(Visual layout annotation data)
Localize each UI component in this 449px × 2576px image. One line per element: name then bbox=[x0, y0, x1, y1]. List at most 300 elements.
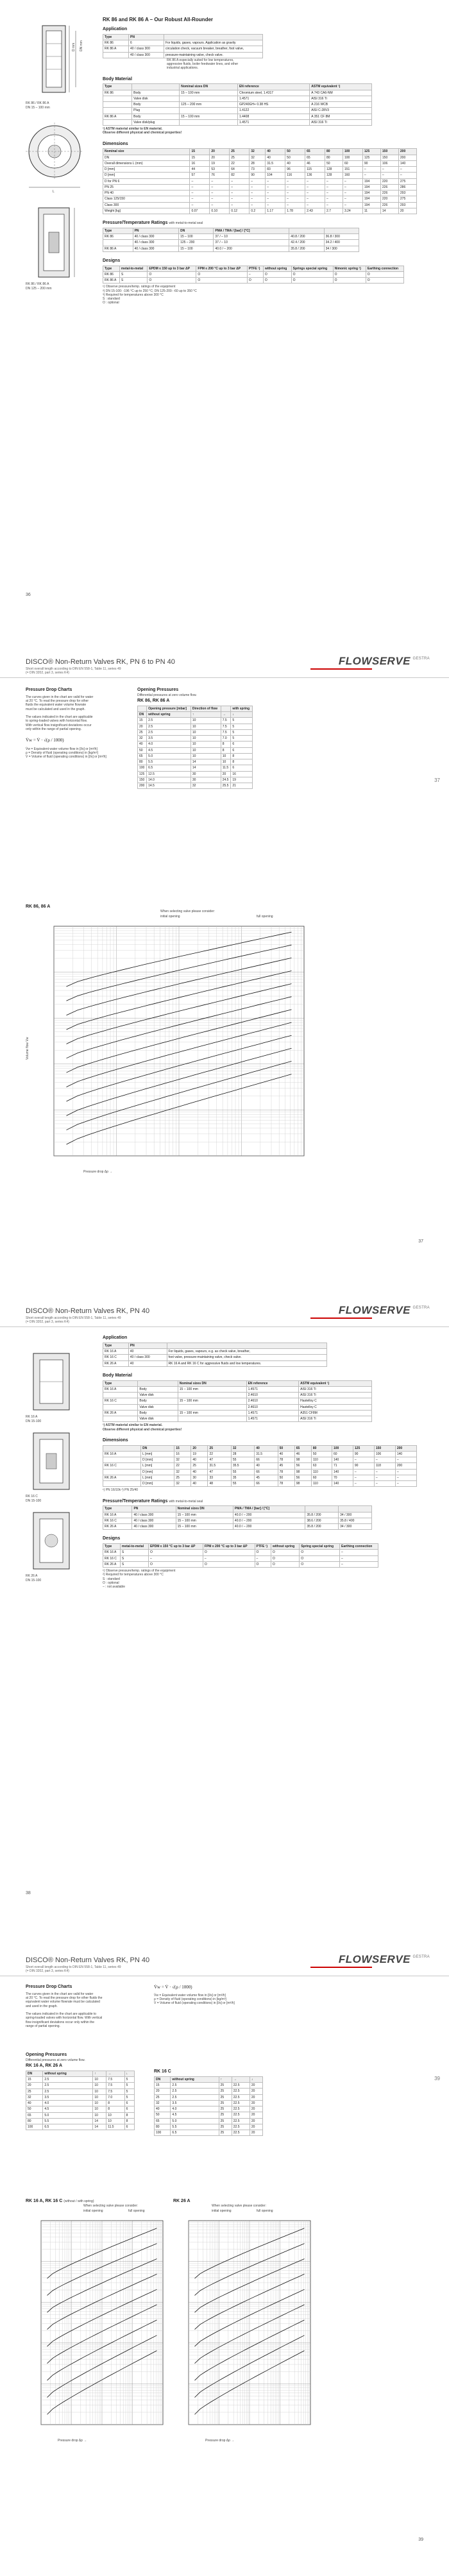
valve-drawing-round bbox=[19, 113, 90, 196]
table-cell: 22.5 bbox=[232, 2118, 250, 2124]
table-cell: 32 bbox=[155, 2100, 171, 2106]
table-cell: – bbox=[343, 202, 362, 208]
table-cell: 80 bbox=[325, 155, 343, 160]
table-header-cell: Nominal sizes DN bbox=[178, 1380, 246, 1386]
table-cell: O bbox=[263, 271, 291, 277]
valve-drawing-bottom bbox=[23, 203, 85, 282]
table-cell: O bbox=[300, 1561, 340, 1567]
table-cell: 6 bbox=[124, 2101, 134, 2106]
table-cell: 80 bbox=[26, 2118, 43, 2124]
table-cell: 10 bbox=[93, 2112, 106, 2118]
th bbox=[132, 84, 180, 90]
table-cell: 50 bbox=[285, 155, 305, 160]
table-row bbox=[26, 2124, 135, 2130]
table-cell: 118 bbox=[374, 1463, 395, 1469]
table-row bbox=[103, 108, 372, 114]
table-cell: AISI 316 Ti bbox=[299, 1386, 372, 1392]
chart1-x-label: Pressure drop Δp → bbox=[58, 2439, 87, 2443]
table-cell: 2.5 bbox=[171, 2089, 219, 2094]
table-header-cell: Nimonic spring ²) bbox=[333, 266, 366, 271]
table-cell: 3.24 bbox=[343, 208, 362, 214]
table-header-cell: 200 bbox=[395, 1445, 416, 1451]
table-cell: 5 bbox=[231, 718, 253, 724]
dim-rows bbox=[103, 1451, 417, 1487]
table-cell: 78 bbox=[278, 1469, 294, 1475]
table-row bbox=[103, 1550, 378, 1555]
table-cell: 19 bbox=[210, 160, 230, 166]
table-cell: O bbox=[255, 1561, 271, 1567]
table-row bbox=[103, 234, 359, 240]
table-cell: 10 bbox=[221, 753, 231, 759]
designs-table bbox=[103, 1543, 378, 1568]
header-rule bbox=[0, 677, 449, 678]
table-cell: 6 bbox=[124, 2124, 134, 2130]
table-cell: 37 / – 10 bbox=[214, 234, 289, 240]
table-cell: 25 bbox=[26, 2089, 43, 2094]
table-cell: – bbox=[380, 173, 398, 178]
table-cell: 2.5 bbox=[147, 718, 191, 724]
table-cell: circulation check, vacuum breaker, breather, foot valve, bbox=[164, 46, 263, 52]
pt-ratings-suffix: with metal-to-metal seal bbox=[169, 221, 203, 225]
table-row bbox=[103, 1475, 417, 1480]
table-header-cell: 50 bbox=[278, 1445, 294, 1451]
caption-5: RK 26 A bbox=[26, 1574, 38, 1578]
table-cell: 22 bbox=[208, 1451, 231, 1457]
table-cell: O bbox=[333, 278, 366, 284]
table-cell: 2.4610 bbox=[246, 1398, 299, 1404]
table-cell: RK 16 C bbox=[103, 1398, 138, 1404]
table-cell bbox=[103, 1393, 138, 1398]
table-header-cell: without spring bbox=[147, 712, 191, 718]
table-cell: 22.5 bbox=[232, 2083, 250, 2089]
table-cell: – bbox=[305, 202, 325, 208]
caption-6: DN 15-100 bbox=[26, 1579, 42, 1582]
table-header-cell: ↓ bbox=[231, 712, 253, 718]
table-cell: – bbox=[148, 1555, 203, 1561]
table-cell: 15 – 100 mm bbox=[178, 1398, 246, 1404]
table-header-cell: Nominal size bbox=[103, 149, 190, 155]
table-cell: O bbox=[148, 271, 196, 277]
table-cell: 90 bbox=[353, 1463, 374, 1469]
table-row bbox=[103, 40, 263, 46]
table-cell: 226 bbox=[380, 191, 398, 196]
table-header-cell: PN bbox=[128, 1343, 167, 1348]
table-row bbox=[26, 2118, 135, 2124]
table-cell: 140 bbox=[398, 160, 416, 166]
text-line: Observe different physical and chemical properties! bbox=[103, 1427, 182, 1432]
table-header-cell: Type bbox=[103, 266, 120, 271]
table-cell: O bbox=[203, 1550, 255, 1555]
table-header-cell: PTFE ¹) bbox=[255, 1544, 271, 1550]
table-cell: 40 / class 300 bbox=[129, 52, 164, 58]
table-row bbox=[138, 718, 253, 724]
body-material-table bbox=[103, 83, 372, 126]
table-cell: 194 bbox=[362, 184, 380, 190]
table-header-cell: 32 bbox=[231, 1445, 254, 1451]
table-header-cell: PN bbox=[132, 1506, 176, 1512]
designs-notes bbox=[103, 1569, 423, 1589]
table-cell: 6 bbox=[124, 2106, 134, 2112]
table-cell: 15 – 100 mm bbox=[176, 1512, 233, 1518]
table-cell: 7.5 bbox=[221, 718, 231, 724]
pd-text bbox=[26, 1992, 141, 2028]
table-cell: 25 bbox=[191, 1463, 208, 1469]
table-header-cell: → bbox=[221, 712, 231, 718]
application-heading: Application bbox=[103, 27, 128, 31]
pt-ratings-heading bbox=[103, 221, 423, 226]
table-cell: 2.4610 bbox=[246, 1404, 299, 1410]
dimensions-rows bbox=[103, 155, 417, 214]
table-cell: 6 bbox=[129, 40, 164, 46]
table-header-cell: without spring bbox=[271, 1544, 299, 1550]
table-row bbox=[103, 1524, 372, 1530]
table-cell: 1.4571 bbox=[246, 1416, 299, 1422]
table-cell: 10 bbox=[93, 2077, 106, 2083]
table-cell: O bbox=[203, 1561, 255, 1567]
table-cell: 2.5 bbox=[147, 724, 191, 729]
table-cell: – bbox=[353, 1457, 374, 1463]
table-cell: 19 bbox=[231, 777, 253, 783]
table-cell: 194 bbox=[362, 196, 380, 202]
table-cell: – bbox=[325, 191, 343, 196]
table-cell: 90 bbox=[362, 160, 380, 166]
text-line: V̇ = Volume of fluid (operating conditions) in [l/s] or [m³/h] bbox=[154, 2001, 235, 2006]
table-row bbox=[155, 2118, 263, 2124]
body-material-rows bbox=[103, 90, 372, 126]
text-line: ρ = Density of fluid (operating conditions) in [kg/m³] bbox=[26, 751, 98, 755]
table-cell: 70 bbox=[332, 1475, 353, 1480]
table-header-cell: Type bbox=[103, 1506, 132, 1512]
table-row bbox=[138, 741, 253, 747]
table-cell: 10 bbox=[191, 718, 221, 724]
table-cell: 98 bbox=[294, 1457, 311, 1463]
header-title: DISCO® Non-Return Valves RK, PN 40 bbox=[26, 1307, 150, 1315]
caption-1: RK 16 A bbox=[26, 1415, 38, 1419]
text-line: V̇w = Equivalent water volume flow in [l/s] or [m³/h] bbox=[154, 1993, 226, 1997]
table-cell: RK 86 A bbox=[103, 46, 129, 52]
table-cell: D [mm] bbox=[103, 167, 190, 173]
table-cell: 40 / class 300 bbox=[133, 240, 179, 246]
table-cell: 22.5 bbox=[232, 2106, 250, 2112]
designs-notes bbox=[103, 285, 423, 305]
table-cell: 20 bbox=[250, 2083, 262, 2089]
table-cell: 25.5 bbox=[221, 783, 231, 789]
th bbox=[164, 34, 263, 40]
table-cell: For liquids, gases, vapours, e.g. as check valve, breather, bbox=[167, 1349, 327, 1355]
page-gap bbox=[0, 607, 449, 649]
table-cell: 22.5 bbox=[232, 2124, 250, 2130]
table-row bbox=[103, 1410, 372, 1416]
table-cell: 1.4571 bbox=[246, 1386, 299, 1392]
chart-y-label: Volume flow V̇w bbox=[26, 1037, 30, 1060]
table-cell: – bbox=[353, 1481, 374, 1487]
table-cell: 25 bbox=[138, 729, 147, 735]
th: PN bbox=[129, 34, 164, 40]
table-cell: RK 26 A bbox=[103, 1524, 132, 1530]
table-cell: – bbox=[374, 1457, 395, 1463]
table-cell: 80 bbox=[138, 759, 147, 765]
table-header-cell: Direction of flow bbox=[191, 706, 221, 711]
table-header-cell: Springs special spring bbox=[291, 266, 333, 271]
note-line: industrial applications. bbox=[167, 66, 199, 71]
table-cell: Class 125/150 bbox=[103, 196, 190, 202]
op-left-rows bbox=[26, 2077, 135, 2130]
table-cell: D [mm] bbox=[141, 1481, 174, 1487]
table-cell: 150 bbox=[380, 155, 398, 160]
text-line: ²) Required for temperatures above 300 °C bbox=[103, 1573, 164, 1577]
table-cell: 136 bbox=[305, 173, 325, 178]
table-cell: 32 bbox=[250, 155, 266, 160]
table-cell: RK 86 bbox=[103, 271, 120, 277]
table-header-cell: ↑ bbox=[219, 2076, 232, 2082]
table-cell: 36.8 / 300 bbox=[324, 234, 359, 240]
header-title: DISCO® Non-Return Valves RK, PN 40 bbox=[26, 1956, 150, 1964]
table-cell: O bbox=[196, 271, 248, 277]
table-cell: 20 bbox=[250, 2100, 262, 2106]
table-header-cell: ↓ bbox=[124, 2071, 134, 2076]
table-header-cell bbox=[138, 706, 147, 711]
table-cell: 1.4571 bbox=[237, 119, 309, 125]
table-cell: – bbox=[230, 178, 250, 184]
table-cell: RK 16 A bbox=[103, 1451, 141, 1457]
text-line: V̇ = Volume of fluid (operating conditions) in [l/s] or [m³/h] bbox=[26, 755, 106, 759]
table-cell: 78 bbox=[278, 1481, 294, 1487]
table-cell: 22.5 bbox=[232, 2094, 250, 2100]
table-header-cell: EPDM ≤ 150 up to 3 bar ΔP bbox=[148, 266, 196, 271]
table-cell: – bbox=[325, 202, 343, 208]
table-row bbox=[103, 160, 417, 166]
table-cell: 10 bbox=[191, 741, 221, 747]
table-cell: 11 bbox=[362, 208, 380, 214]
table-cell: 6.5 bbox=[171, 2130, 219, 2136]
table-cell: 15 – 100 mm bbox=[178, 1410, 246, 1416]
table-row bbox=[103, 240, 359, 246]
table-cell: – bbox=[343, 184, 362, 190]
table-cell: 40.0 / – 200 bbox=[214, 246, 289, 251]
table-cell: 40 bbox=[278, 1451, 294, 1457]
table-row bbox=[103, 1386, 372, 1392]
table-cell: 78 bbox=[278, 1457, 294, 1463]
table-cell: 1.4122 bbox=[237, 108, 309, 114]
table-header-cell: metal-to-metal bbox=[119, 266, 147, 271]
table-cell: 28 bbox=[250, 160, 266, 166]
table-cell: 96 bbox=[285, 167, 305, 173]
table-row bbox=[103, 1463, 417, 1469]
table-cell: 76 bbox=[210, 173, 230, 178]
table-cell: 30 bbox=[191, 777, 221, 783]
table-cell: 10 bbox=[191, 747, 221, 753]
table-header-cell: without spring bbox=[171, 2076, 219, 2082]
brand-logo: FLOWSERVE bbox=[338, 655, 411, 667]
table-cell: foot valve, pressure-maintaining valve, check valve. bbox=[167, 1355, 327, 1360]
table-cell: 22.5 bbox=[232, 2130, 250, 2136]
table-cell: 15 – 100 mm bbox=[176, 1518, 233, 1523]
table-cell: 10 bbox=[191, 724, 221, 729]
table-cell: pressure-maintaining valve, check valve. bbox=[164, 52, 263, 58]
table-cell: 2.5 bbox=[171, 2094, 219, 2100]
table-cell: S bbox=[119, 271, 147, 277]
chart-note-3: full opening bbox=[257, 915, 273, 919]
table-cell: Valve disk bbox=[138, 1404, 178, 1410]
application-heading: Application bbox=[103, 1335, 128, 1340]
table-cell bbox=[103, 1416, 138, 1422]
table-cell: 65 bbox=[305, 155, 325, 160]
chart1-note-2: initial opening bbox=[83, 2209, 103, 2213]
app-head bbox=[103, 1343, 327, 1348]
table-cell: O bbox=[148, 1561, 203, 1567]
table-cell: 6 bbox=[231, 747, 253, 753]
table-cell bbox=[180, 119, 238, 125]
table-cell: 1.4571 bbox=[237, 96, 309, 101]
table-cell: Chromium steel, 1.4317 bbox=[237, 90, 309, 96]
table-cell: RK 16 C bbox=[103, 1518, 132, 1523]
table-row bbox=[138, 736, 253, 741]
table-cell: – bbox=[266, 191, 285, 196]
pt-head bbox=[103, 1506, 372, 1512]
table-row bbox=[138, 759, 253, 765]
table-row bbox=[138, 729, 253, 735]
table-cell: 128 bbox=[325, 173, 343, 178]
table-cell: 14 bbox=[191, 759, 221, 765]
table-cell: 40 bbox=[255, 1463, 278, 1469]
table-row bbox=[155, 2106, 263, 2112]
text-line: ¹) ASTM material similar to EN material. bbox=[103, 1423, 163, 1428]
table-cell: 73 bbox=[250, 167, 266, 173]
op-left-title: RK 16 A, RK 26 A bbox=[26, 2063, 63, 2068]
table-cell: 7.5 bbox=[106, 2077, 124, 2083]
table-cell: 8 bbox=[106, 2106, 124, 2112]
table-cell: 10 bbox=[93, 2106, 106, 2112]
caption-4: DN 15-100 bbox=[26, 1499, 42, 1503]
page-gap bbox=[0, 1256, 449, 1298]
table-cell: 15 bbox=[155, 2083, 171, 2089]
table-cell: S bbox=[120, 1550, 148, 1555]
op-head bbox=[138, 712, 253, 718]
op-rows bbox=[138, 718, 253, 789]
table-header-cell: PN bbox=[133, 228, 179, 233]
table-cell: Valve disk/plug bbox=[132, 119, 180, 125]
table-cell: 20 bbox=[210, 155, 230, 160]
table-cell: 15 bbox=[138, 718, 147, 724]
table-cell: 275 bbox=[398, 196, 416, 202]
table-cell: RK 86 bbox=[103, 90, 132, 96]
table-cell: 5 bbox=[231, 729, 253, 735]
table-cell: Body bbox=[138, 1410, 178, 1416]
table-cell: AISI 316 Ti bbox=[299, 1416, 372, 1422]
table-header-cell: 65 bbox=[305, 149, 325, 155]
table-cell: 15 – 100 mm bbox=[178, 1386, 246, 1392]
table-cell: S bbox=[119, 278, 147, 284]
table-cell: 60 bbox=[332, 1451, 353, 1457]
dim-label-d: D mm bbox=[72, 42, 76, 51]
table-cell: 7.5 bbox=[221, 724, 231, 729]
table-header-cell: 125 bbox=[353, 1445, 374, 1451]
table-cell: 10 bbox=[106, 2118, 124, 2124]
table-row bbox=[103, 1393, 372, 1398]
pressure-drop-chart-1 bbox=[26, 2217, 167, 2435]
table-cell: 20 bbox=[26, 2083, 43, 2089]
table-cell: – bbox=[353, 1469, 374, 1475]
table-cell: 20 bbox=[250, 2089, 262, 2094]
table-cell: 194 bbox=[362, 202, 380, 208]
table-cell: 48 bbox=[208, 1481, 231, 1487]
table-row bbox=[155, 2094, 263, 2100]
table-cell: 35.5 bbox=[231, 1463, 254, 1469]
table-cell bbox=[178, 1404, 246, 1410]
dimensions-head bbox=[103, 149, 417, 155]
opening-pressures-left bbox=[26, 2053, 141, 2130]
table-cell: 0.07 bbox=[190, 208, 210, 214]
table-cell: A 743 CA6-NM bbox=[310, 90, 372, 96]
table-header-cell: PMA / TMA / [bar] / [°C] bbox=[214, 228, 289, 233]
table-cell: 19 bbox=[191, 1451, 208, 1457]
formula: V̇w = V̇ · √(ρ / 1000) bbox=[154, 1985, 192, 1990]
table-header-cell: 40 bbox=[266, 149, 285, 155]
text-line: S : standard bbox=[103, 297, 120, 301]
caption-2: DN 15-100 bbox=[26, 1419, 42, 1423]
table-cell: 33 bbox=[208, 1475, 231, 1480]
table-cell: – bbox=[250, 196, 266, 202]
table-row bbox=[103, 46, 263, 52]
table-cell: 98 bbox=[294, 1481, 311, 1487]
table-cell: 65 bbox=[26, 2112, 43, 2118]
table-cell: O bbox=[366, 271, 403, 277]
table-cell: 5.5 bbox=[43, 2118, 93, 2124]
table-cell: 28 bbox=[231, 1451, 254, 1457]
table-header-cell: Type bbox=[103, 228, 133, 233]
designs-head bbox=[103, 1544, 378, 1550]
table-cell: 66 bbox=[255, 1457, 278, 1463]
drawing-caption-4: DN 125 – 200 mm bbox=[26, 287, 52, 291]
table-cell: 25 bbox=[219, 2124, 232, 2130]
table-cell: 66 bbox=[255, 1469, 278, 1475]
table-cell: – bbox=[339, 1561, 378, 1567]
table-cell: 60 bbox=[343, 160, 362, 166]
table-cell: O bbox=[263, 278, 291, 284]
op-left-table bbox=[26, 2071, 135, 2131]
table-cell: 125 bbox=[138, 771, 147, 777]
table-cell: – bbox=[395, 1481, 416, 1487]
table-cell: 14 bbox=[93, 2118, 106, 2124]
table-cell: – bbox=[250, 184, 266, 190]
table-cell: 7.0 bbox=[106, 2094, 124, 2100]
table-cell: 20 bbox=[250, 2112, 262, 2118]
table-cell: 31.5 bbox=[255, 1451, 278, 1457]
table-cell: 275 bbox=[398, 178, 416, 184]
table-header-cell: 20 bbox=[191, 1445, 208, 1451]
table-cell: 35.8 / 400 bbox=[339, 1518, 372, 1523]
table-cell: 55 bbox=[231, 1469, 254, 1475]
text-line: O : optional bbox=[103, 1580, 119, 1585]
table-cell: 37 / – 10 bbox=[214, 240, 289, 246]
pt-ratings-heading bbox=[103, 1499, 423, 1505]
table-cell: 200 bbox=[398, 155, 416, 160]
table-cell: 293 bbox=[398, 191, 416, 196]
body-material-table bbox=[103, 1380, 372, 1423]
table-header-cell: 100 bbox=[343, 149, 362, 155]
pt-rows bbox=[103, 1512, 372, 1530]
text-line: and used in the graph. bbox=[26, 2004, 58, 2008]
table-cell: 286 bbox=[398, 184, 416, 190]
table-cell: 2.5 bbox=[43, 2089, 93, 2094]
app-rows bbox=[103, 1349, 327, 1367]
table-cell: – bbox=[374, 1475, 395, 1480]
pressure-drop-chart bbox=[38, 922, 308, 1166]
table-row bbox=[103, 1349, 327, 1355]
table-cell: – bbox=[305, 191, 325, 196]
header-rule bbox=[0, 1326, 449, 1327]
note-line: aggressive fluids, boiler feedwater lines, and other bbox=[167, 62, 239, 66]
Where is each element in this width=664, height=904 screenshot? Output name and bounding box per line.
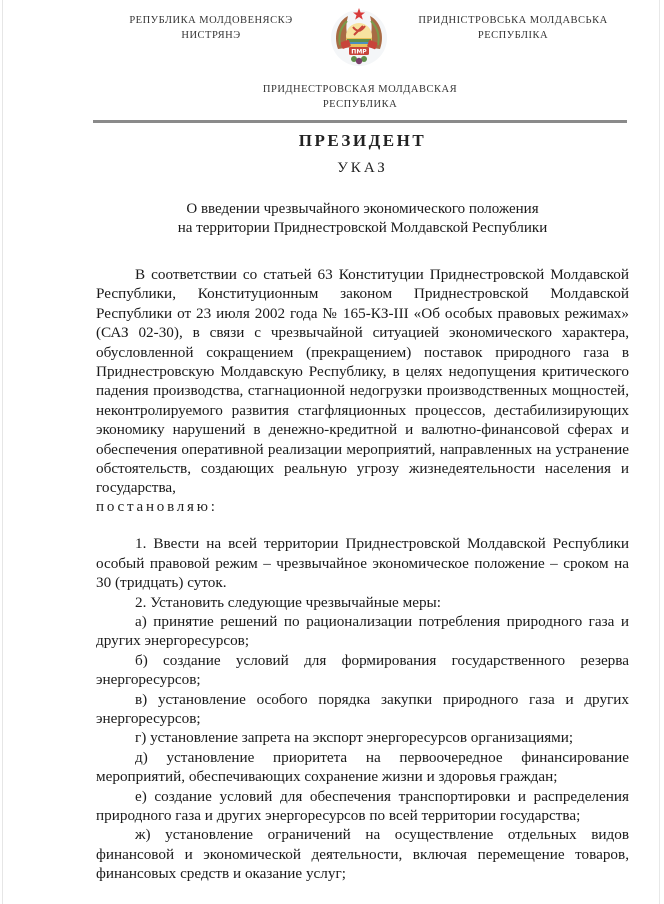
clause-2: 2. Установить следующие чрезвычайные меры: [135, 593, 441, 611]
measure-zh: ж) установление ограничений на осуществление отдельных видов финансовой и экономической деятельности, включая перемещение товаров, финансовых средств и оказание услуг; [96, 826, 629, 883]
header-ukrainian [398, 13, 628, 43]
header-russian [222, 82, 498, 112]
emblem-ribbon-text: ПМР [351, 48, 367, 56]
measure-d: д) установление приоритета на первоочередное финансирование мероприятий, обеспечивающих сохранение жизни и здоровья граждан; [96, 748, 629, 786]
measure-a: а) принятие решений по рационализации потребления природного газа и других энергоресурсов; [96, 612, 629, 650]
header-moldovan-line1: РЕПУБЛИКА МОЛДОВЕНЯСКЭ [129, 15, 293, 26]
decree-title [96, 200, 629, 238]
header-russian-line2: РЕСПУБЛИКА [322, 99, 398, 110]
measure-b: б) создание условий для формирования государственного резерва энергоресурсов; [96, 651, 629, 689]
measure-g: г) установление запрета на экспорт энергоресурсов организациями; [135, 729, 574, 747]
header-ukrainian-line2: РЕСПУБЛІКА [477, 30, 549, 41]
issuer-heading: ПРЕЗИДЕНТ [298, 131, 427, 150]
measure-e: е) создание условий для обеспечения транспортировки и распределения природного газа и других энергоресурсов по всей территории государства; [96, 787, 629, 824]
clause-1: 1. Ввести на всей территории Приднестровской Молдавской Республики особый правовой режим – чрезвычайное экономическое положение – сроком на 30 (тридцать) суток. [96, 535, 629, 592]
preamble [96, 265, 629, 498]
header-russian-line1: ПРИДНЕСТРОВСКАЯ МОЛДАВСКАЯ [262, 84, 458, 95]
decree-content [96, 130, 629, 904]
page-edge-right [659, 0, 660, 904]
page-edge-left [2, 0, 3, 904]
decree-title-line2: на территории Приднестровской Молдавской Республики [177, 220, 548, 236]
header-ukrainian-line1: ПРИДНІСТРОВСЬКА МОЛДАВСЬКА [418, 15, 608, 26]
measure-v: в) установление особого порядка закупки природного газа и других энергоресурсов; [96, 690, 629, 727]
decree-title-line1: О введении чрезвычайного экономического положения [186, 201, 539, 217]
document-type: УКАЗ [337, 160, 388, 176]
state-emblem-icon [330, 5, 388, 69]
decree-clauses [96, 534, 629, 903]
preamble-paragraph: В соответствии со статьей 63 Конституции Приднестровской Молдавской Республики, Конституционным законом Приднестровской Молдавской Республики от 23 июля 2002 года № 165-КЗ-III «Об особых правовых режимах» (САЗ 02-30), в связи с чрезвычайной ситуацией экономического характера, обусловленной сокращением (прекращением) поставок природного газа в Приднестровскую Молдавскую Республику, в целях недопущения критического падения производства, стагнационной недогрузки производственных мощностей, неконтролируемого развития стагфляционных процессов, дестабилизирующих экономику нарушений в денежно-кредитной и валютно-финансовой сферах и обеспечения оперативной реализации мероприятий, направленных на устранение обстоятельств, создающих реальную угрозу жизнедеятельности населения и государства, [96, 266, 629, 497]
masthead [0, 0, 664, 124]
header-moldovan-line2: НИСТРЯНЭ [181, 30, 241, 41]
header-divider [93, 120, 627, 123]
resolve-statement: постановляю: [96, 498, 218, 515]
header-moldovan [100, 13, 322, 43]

== Exercise details ==
Please repeat everything in the data from the line containing "clause-2: 2. Установить" down to the line containing "header-russian-line2: РЕСПУБЛИКА [322, 99, 398, 110]", keeping both of those lines.

== Solution to the exercise ==
clause-2: 2. Установить следующие чрезвычайные меры: [135, 593, 441, 611]
measure-zh: ж) установление ограничений на осуществление отдельных видов финансовой и экономической деятельности, включая перемещение товаров, финансовых средств и оказание услуг; [96, 826, 629, 883]
header-ukrainian [398, 13, 628, 43]
header-russian [222, 82, 498, 112]
emblem-ribbon-text: ПМР [351, 48, 367, 56]
measure-d: д) установление приоритета на первоочередное финансирование мероприятий, обеспечивающих сохранение жизни и здоровья граждан; [96, 748, 629, 786]
measure-a: а) принятие решений по рационализации потребления природного газа и других энергоресурсов; [96, 612, 629, 650]
header-moldovan-line1: РЕПУБЛИКА МОЛДОВЕНЯСКЭ [129, 15, 293, 26]
decree-title [96, 200, 629, 238]
header-russian-line2: РЕСПУБЛИКА [322, 99, 398, 110]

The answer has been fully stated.